> **THE REQUEST**:
Present the following entries again, word for word and in full.

─── SUPPLIED DATA

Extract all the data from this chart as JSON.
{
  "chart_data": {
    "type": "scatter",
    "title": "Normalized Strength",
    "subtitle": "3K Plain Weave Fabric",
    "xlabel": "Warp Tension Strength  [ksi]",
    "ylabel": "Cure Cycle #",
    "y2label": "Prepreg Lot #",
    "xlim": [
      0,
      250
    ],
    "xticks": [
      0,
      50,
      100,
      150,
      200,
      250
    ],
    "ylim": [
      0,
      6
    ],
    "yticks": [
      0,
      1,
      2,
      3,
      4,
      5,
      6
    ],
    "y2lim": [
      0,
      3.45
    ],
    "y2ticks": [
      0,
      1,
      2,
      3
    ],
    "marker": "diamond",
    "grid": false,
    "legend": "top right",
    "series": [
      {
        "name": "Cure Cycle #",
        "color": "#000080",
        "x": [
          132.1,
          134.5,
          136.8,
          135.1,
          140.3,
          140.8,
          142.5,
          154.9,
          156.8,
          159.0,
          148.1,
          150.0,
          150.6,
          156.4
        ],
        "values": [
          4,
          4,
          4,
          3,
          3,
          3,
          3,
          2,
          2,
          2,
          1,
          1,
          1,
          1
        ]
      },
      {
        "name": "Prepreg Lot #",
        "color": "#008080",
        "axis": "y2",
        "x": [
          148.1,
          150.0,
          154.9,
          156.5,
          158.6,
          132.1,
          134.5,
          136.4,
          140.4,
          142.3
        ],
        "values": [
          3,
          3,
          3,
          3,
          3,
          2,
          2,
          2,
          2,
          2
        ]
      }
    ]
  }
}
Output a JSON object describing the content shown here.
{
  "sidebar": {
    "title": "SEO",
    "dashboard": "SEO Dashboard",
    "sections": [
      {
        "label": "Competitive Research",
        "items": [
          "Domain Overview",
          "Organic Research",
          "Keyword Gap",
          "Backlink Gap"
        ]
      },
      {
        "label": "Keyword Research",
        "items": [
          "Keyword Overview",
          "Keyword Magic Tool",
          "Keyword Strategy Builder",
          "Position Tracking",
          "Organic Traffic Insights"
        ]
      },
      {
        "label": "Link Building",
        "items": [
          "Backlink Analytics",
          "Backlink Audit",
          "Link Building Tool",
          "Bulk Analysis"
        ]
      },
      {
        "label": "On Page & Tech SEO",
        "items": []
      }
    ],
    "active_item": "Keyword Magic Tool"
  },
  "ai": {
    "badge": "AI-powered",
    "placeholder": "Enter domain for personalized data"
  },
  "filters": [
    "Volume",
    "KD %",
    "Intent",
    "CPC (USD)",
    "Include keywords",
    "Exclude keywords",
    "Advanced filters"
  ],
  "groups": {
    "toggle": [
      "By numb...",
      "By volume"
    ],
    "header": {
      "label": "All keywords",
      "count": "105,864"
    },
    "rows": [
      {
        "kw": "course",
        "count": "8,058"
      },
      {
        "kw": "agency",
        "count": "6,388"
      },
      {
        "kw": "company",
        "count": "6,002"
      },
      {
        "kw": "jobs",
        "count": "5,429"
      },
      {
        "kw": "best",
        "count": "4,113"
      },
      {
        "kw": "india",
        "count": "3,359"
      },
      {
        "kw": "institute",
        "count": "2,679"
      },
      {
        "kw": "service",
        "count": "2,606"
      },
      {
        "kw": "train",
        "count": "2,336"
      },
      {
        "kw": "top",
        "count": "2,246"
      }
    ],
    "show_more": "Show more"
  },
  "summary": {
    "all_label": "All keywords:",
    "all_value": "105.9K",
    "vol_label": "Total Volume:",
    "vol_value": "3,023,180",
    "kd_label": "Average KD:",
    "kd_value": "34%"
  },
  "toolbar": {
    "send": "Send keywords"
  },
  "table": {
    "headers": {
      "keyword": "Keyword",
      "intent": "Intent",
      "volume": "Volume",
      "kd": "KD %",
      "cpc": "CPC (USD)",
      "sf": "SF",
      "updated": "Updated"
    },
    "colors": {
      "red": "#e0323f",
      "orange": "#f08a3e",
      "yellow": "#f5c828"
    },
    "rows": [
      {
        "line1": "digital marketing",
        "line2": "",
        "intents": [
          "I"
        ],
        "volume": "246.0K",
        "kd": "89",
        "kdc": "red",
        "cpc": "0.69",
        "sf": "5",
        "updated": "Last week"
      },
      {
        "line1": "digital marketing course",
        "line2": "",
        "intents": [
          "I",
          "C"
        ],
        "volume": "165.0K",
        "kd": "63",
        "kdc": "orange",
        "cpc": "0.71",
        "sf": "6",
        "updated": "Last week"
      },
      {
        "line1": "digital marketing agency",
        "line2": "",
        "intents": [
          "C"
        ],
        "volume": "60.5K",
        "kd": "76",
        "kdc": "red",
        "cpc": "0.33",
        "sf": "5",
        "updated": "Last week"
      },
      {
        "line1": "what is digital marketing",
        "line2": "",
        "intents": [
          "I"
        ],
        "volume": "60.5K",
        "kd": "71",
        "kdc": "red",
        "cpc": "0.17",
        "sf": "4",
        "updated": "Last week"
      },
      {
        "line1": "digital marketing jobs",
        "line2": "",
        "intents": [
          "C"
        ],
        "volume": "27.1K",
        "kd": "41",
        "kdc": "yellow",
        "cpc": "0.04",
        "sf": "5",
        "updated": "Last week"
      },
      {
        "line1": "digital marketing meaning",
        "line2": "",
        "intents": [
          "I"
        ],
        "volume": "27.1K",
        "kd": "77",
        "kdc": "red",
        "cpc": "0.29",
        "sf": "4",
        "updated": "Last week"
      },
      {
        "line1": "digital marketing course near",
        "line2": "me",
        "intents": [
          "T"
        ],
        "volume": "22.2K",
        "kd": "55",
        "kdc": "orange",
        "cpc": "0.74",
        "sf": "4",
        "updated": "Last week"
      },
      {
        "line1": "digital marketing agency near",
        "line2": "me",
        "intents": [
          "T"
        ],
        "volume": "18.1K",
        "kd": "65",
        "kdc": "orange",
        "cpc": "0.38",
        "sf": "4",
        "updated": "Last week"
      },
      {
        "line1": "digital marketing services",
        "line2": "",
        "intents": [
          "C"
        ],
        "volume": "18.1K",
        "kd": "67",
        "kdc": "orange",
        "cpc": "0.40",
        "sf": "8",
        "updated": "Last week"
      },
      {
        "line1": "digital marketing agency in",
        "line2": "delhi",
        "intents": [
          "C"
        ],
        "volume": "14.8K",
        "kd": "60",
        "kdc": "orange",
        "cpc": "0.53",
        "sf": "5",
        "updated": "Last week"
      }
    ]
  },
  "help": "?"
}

──────

> **RESULT FOR THIS EXERCISE**:
Extract all the data from this chart as JSON.
{
  "chart_data": {
    "type": "scatter",
    "title": "Normalized Strength",
    "subtitle": "3K Plain Weave Fabric",
    "xlabel": "Warp Tension Strength  [ksi]",
    "ylabel": "Cure Cycle #",
    "y2label": "Prepreg Lot #",
    "xlim": [
      0,
      250
    ],
    "xticks": [
      0,
      50,
      100,
      150,
      200,
      250
    ],
    "ylim": [
      0,
      6
    ],
    "yticks": [
      0,
      1,
      2,
      3,
      4,
      5,
      6
    ],
    "y2lim": [
      0,
      3.45
    ],
    "y2ticks": [
      0,
      1,
      2,
      3
    ],
    "marker": "diamond",
    "grid": false,
    "legend": "top right",
    "series": [
      {
        "name": "Cure Cycle #",
        "color": "#000080",
        "x": [
          132.1,
          134.5,
          136.8,
          135.1,
          140.3,
          140.8,
          142.5,
          154.9,
          156.8,
          159.0,
          148.1,
          150.0,
          150.6,
          156.4
        ],
        "values": [
          4,
          4,
          4,
          3,
          3,
          3,
          3,
          2,
          2,
          2,
          1,
          1,
          1,
          1
        ]
      },
      {
        "name": "Prepreg Lot #",
        "color": "#008080",
        "axis": "y2",
        "x": [
          148.1,
          150.0,
          154.9,
          156.5,
          158.6,
          132.1,
          134.5,
          136.4,
          140.4,
          142.3
        ],
        "values": [
          3,
          3,
          3,
          3,
          3,
          2,
          2,
          2,
          2,
          2
        ]
      }
    ]
  }
}
Output a JSON object describing the content shown here.
{
  "sidebar": {
    "title": "SEO",
    "dashboard": "SEO Dashboard",
    "sections": [
      {
        "label": "Competitive Research",
        "items": [
          "Domain Overview",
          "Organic Research",
          "Keyword Gap",
          "Backlink Gap"
        ]
      },
      {
        "label": "Keyword Research",
        "items": [
          "Keyword Overview",
          "Keyword Magic Tool",
          "Keyword Strategy Builder",
          "Position Tracking",
          "Organic Traffic Insights"
        ]
      },
      {
        "label": "Link Building",
        "items": [
          "Backlink Analytics",
          "Backlink Audit",
          "Link Building Tool",
          "Bulk Analysis"
        ]
      },
      {
        "label": "On Page & Tech SEO",
        "items": []
      }
    ],
    "active_item": "Keyword Magic Tool"
  },
  "ai": {
    "badge": "AI-powered",
    "placeholder": "Enter domain for personalized data"
  },
  "filters": [
    "Volume",
    "KD %",
    "Intent",
    "CPC (USD)",
    "Include keywords",
    "Exclude keywords",
    "Advanced filters"
  ],
  "groups": {
    "toggle": [
      "By numb...",
      "By volume"
    ],
    "header": {
      "label": "All keywords",
      "count": "105,864"
    },
    "rows": [
      {
        "kw": "course",
        "count": "8,058"
      },
      {
        "kw": "agency",
        "count": "6,388"
      },
      {
        "kw": "company",
        "count": "6,002"
      },
      {
        "kw": "jobs",
        "count": "5,429"
      },
      {
        "kw": "best",
        "count": "4,113"
      },
      {
        "kw": "india",
        "count": "3,359"
      },
      {
        "kw": "institute",
        "count": "2,679"
      },
      {
        "kw": "service",
        "count": "2,606"
      },
      {
        "kw": "train",
        "count": "2,336"
      },
      {
        "kw": "top",
        "count": "2,246"
      }
    ],
    "show_more": "Show more"
  },
  "summary": {
    "all_label": "All keywords:",
    "all_value": "105.9K",
    "vol_label": "Total Volume:",
    "vol_value": "3,023,180",
    "kd_label": "Average KD:",
    "kd_value": "34%"
  },
  "toolbar": {
    "send": "Send keywords"
  },
  "table": {
    "headers": {
      "keyword": "Keyword",
      "intent": "Intent",
      "volume": "Volume",
      "kd": "KD %",
      "cpc": "CPC (USD)",
      "sf": "SF",
      "updated": "Updated"
    },
    "colors": {
      "red": "#e0323f",
      "orange": "#f08a3e",
      "yellow": "#f5c828"
    },
    "rows": [
      {
        "line1": "digital marketing",
        "line2": "",
        "intents": [
          "I"
        ],
        "volume": "246.0K",
        "kd": "89",
        "kdc": "red",
        "cpc": "0.69",
        "sf": "5",
        "updated": "Last week"
      },
      {
        "line1": "digital marketing course",
        "line2": "",
        "intents": [
          "I",
          "C"
        ],
        "volume": "165.0K",
        "kd": "63",
        "kdc": "orange",
        "cpc": "0.71",
        "sf": "6",
        "updated": "Last week"
      },
      {
        "line1": "digital marketing agency",
        "line2": "",
        "intents": [
          "C"
        ],
        "volume": "60.5K",
        "kd": "76",
        "kdc": "red",
        "cpc": "0.33",
        "sf": "5",
        "updated": "Last week"
      },
      {
        "line1": "what is digital marketing",
        "line2": "",
        "intents": [
          "I"
        ],
        "volume": "60.5K",
        "kd": "71",
        "kdc": "red",
        "cpc": "0.17",
        "sf": "4",
        "updated": "Last week"
      },
      {
        "line1": "digital marketing jobs",
        "line2": "",
        "intents": [
          "C"
        ],
        "volume": "27.1K",
        "kd": "41",
        "kdc": "yellow",
        "cpc": "0.04",
        "sf": "5",
        "updated": "Last week"
      },
      {
        "line1": "digital marketing meaning",
        "line2": "",
        "intents": [
          "I"
        ],
        "volume": "27.1K",
        "kd": "77",
        "kdc": "red",
        "cpc": "0.29",
        "sf": "4",
        "updated": "Last week"
      },
      {
        "line1": "digital marketing course near",
        "line2": "me",
        "intents": [
          "T"
        ],
        "volume": "22.2K",
        "kd": "55",
        "kdc": "orange",
        "cpc": "0.74",
        "sf": "4",
        "updated": "Last week"
      },
      {
        "line1": "digital marketing agency near",
        "line2": "me",
        "intents": [
          "T"
        ],
        "volume": "18.1K",
        "kd": "65",
        "kdc": "orange",
        "cpc": "0.38",
        "sf": "4",
        "updated": "Last week"
      },
      {
        "line1": "digital marketing services",
        "line2": "",
        "intents": [
          "C"
        ],
        "volume": "18.1K",
        "kd": "67",
        "kdc": "orange",
        "cpc": "0.40",
        "sf": "8",
        "updated": "Last week"
      },
      {
        "line1": "digital marketing agency in",
        "line2": "delhi",
        "intents": [
          "C"
        ],
        "volume": "14.8K",
        "kd": "60",
        "kdc": "orange",
        "cpc": "0.53",
        "sf": "5",
        "updated": "Last week"
      }
    ]
  },
  "help": "?"
}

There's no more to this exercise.